WORK TO DO:
Filter the records below and copy every line containing the word "转籍手续的".

DATASET:
+--
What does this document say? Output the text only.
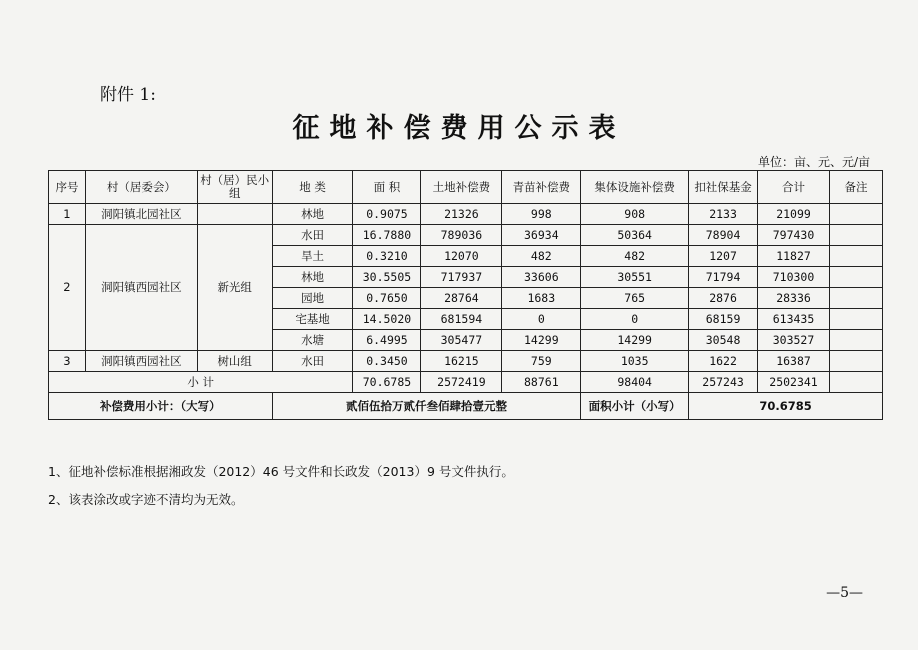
附件 1:
征地补偿费用公示表
单位：亩、元、元/亩
序号	村（居委会）	村（居）民小组	地 类	面 积	土地补偿费	青苗补偿费	集体设施补偿费	扣社保基金	合计	备注
1	洞阳镇北园社区		林地	0.9075	21326	998	908	2133	21099	
2	洞阳镇西园社区	新光组	水田	16.7880	789036	36934	50364	78904	797430	
			旱土	0.3210	12070	482	482	1207	11827	
			林地	30.5505	717937	33606	30551	71794	710300	
			园地	0.7650	28764	1683	765	2876	28336	
			宅基地	14.5020	681594	0	0	68159	613435	
			水塘	6.4995	305477	14299	14299	30548	303527	
3	洞阳镇西园社区	树山组	水田	0.3450	16215	759	1035	1622	16387	
小 计				70.6785	2572419	88761	98404	257243	2502341	
补偿费用小计：（大写）			贰佰伍拾万贰仟叁佰肆拾壹元整				面积小计（小写）	70.6785		
1、征地补偿标准根据湘政发（2012）46 号文件和长政发（2013）9 号文件执行。
2、该表涂改或字迹不清均为无效。
—5—
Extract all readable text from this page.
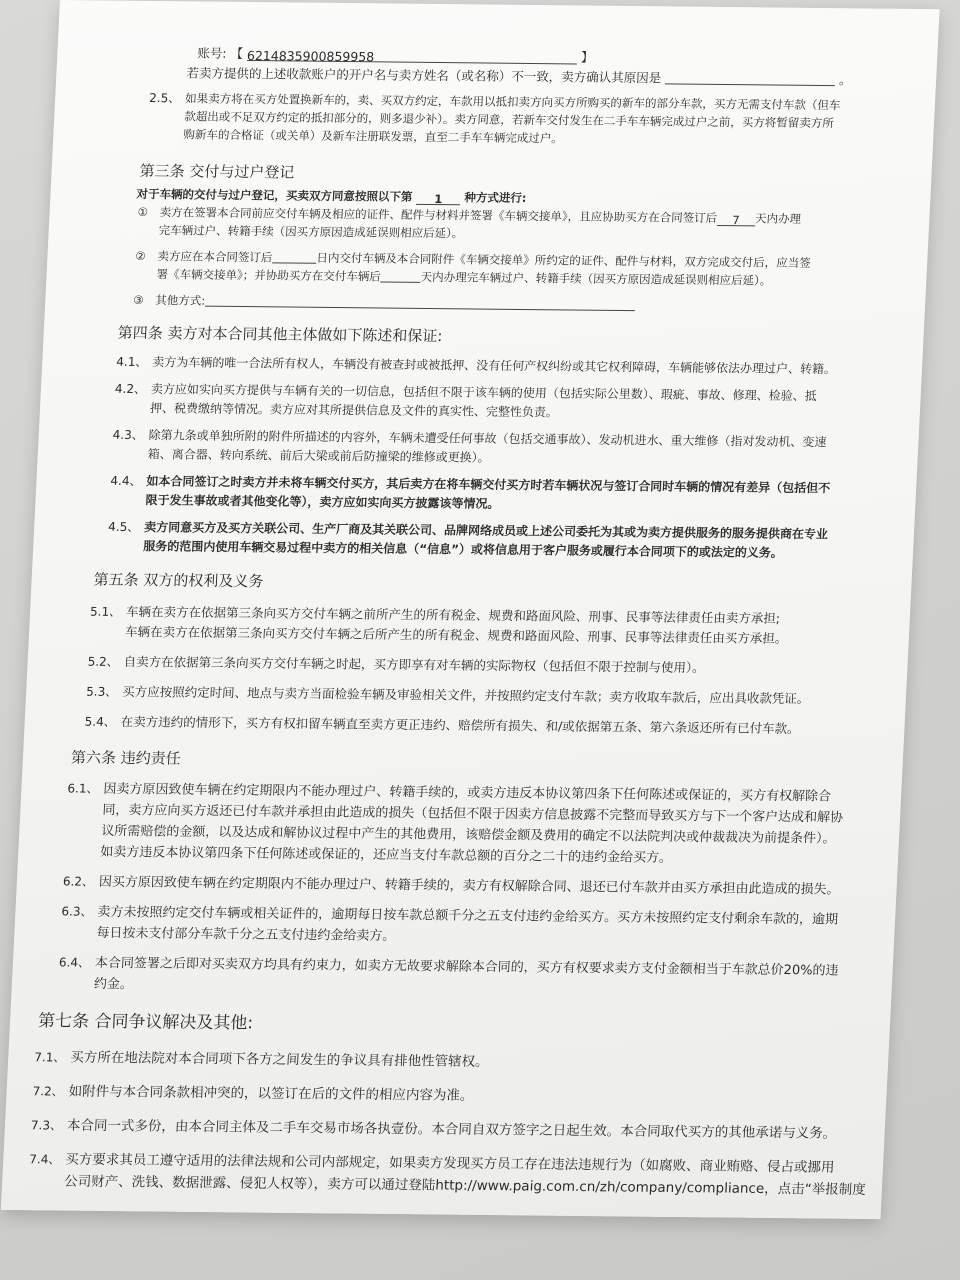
账号: 【 6214835900859958	】
若卖方提供的上述收款账户的开户名与卖方姓名（或名称）不一致，卖方确认其原因是	。
2.5、 如果卖方将在买方处置换新车的，卖、买双方约定，车款用以抵扣卖方向买方所购买的新车的部分车款，买方无需支付车款（但车
款超出或不足双方约定的抵扣部分的，则多退少补）。卖方同意，若新车交付发生在二手车车辆完成过户之前，买方将暂留卖方所
购新车的合格证（或关单）及新车注册联发票，直至二手车车辆完成过户。
第三条 交付与过户登记
对于车辆的交付与过户登记，买卖双方同意按照以下第 1 种方式进行:
① 卖方在签署本合同前应交付车辆及相应的证件、配件与材料并签署《车辆交接单》，且应协助买方在合同签订后 7 天内办理
完车辆过户、转籍手续（因买方原因造成延误则相应后延）。
② 卖方应在本合同签订后	日内交付车辆及本合同附件《车辆交接单》所约定的证件、配件与材料，双方完成交付后，应当签
署《车辆交接单》；并协助买方在交付车辆后	天内办理完车辆过户、转籍手续（因买方原因造成延误则相应后延）。
③ 其他方式:
第四条 卖方对本合同其他主体做如下陈述和保证:
4.1、 卖方为车辆的唯一合法所有权人，车辆没有被查封或被抵押、没有任何产权纠纷或其它权利障碍，车辆能够依法办理过户、转籍。
4.2、 卖方应如实向买方提供与车辆有关的一切信息，包括但不限于该车辆的使用（包括实际公里数）、瑕疵、事故、修理、检验、抵
押、税费缴纳等情况。卖方应对其所提供信息及文件的真实性、完整性负责。
4.3、 除第九条或单独所附的附件所描述的内容外，车辆未遭受任何事故（包括交通事故）、发动机进水、重大维修（指对发动机、变速
箱、离合器、转向系统、前后大梁或前后防撞梁的维修或更换）。
4.4、 如本合同签订之时卖方并未将车辆交付买方，其后卖方在将车辆交付买方时若车辆状况与签订合同时车辆的情况有差异（包括但不
限于发生事故或者其他变化等），卖方应如实向买方披露该等情况。
4.5、 卖方同意买方及买方关联公司、生产厂商及其关联公司、品牌网络成员或上述公司委托为其或为卖方提供服务的服务提供商在专业
服务的范围内使用车辆交易过程中卖方的相关信息（“信息”）或将信息用于客户服务或履行本合同项下的或法定的义务。
第五条 双方的权利及义务
5.1、 车辆在卖方在依据第三条向买方交付车辆之前所产生的所有税金、规费和路面风险、刑事、民事等法律责任由卖方承担;
车辆在卖方在依据第三条向买方交付车辆之后所产生的所有税金、规费和路面风险、刑事、民事等法律责任由买方承担。
5.2、 自卖方在依据第三条向买方交付车辆之时起，买方即享有对车辆的实际物权（包括但不限于控制与使用）。
5.3、 买方应按照约定时间、地点与卖方当面检验车辆及审验相关文件，并按照约定支付车款；卖方收取车款后，应出具收款凭证。
5.4、 在卖方违约的情形下，买方有权扣留车辆直至卖方更正违约、赔偿所有损失、和/或依据第五条、第六条返还所有已付车款。
第六条 违约责任
6.1、 因卖方原因致使车辆在约定期限内不能办理过户、转籍手续的，或卖方违反本协议第四条下任何陈述或保证的，买方有权解除合
同，卖方应向买方返还已付车款并承担由此造成的损失（包括但不限于因卖方信息披露不完整而导致买方与下一个客户达成和解协
议所需赔偿的金额，以及达成和解协议过程中产生的其他费用，该赔偿金额及费用的确定不以法院判决或仲裁裁决为前提条件）。
如卖方违反本协议第四条下任何陈述或保证的，还应当支付车款总额的百分之二十的违约金给买方。
6.2、 因买方原因致使车辆在约定期限内不能办理过户、转籍手续的，卖方有权解除合同、退还已付车款并由买方承担由此造成的损失。
6.3、 卖方未按照约定交付车辆或相关证件的，逾期每日按车款总额千分之五支付违约金给买方。买方未按照约定支付剩余车款的，逾期
每日按未支付部分车款千分之五支付违约金给卖方。
6.4、 本合同签署之后即对买卖双方均具有约束力，如卖方无故要求解除本合同的，买方有权要求卖方支付金额相当于车款总价20%的违
约金。
第七条 合同争议解决及其他:
7.1、 买方所在地法院对本合同项下各方之间发生的争议具有排他性管辖权。
7.2、 如附件与本合同条款相冲突的，以签订在后的文件的相应内容为准。
7.3、 本合同一式多份，由本合同主体及二手车交易市场各执壹份。本合同自双方签字之日起生效。本合同取代买方的其他承诺与义务。
7.4、 买方要求其员工遵守适用的法律法规和公司内部规定，如果卖方发现买方员工存在违法违规行为（如腐败、商业贿赂、侵占或挪用
公司财产、洗钱、数据泄露、侵犯人权等），卖方可以通过登陆http://www.paig.com.cn/zh/company/compliance，点击“举报制度
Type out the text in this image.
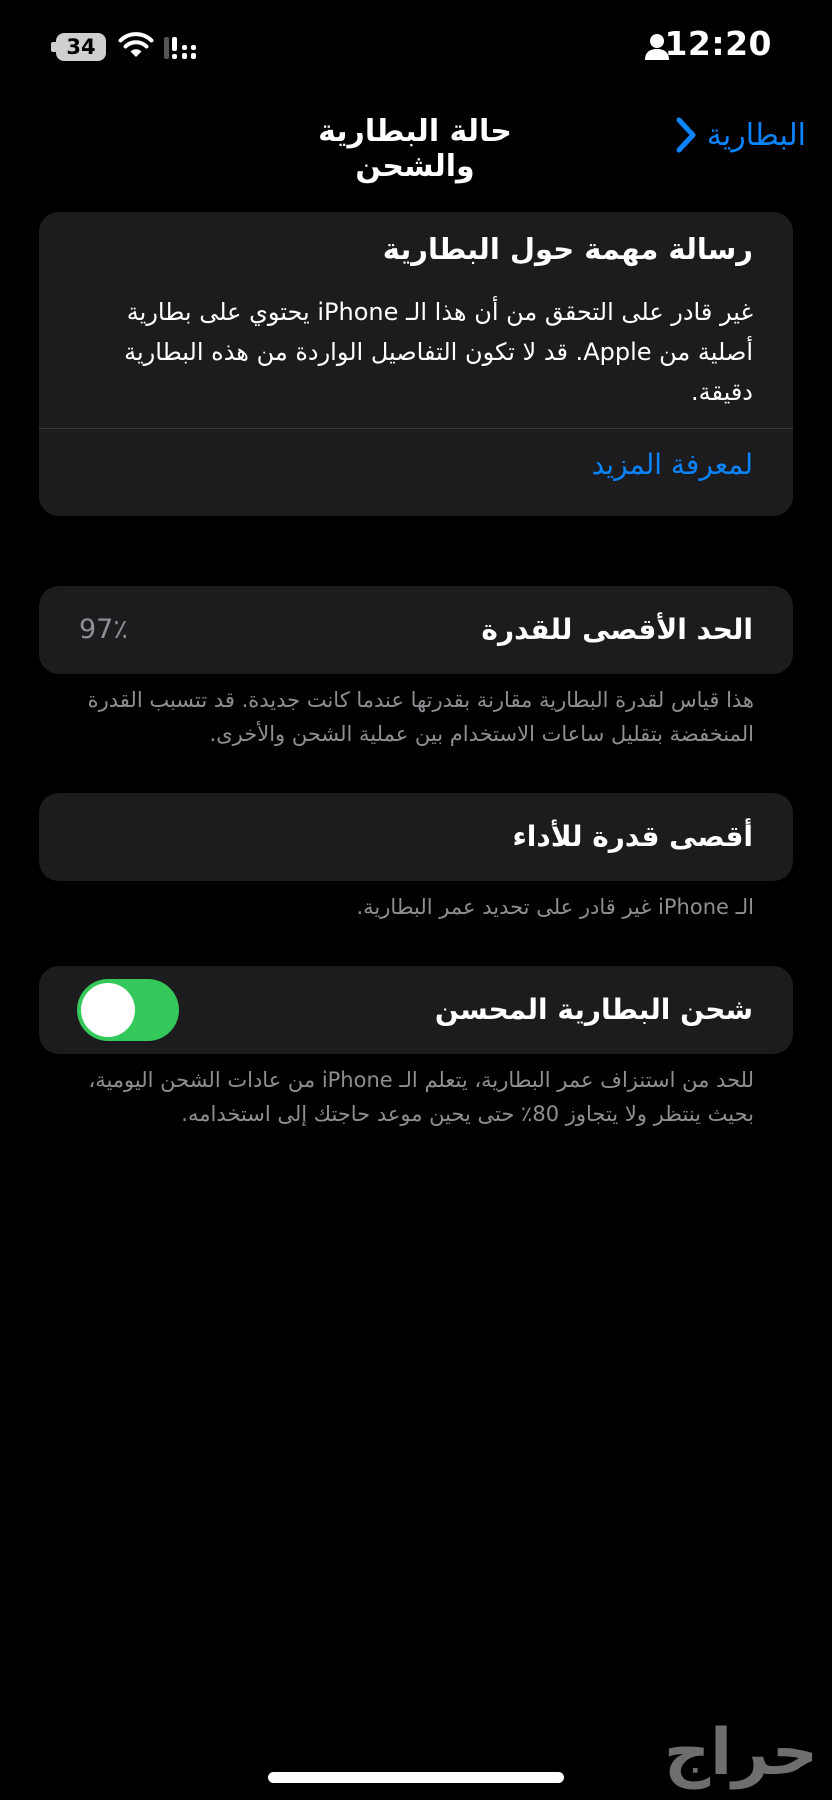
34	12:20
البطارية
حالة البطارية والشحن
رسالة مهمة حول البطارية
غير قادر على التحقق من أن هذا الـ iPhone يحتوي على بطارية أصلية من Apple. قد لا تكون التفاصيل الواردة من هذه البطارية دقيقة.
لمعرفة المزيد
الحد الأقصى للقدرة
97٪
هذا قياس لقدرة البطارية مقارنة بقدرتها عندما كانت جديدة. قد تتسبب القدرة المنخفضة بتقليل ساعات الاستخدام بين عملية الشحن والأخرى.
أقصى قدرة للأداء
الـ iPhone غير قادر على تحديد عمر البطارية.
شحن البطارية المحسن
للحد من استنزاف عمر البطارية، يتعلم الـ iPhone من عادات الشحن اليومية، بحيث ينتظر ولا يتجاوز 80٪ حتى يحين موعد حاجتك إلى استخدامه.
حراج
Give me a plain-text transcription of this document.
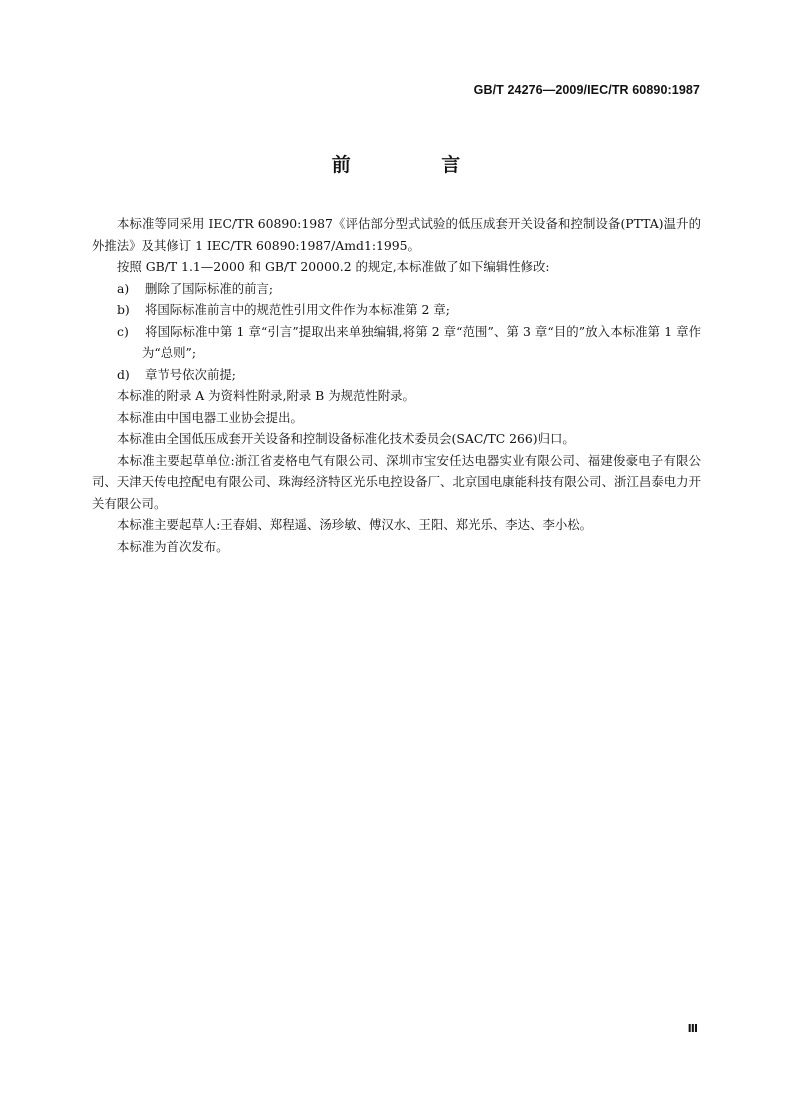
GB/T 24276—2009/IEC/TR 60890:1987
前 言

本标准等同采用 IEC/TR 60890:1987《评估部分型式试验的低压成套开关设备和控制设备(PTTA)温升的外推法》及其修订 1 IEC/TR 60890:1987/Amd1:1995。

按照 GB/T 1.1—2000 和 GB/T 20000.2 的规定,本标准做了如下编辑性修改:

a) 删除了国际标准的前言;

b) 将国际标准前言中的规范性引用文件作为本标准第 2 章;

c) 将国际标准中第 1 章“引言”提取出来单独编辑,将第 2 章“范围”、第 3 章“目的”放入本标准第 1 章作为“总则”;

d) 章节号依次前提;

本标准的附录 A 为资料性附录,附录 B 为规范性附录。

本标准由中国电器工业协会提出。

本标准由全国低压成套开关设备和控制设备标准化技术委员会(SAC/TC 266)归口。

本标准主要起草单位:浙江省麦格电气有限公司、深圳市宝安任达电器实业有限公司、福建俊豪电子有限公司、天津天传电控配电有限公司、珠海经济特区光乐电控设备厂、北京国电康能科技有限公司、浙江昌泰电力开关有限公司。

本标准主要起草人:王春娟、郑程遥、汤珍敏、傅汉水、王阳、郑光乐、李达、李小松。

本标准为首次发布。

Ⅲ
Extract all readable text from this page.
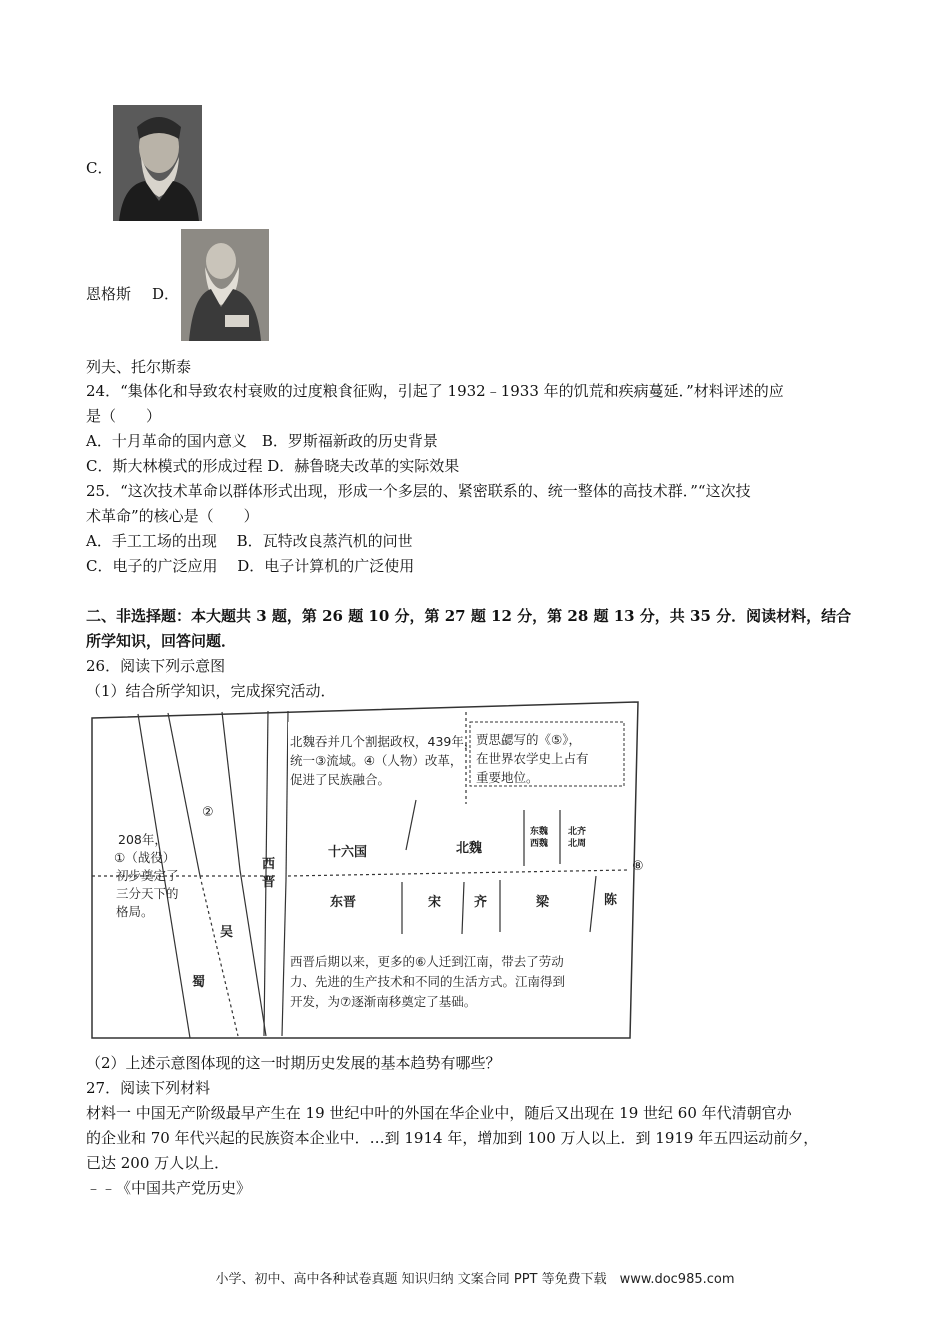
C．
恩格斯 D．
列夫、托尔斯泰
24．“集体化和导致农村衰败的过度粮食征购，引起了 1932﹣1933 年的饥荒和疾病蔓延．”材料评述的应
是（　　）
A．十月革命的国内意义　B．罗斯福新政的历史背景
C．斯大林模式的形成过程 D．赫鲁晓夫改革的实际效果
25．“这次技术革命以群体形式出现，形成一个多层的、紧密联系的、统一整体的高技术群．”“这次技
术革命”的核心是（　　）
A．手工工场的出现　 B．瓦特改良蒸汽机的问世
C．电子的广泛应用　 D．电子计算机的广泛使用
二、非选择题：本大题共 3 题，第 26 题 10 分，第 27 题 12 分，第 28 题 13 分，共 35 分．阅读材料，结合
所学知识，回答问题．
26．阅读下列示意图
（1）结合所学知识，完成探究活动．
北魏吞并几个割据政权，439年，
统一③流域。④（人物）改革，
促进了民族融合。
贾思勰写的《⑤》，
在世界农学史上占有
重要地位。
②
208年，
①（战役）
初步奠定了
三分天下的
格局。
西
晋
吴
蜀
十六国	北魏
东魏
西魏
北齐
北周
⑧
东晋	宋	齐	梁	陈
西晋后期以来，更多的⑥人迁到江南，带去了劳动
力、先进的生产技术和不同的生活方式。江南得到
开发，为⑦逐渐南移奠定了基础。
（2）上述示意图体现的这一时期历史发展的基本趋势有哪些？
27．阅读下列材料
材料一 中国无产阶级最早产生在 19 世纪中叶的外国在华企业中，随后又出现在 19 世纪 60 年代清朝官办
的企业和 70 年代兴起的民族资本企业中．…到 1914 年，增加到 100 万人以上．到 1919 年五四运动前夕，
已达 200 万人以上．
﹣﹣《中国共产党历史》
小学、初中、高中各种试卷真题 知识归纳 文案合同 PPT 等免费下载　www.doc985.com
+--
ANSWER:
6.1、 因卖方原因致使车辆在约定期限内不能办理过户、转籍手续的，或卖方违反本协议第四条下任何陈述或保证的，买方有权解除合
6.2、 因买方原因致使车辆在约定期限内不能办理过户、转籍手续的，卖方有权解除合同、退还已付车款并由买方承担由此造成的损失。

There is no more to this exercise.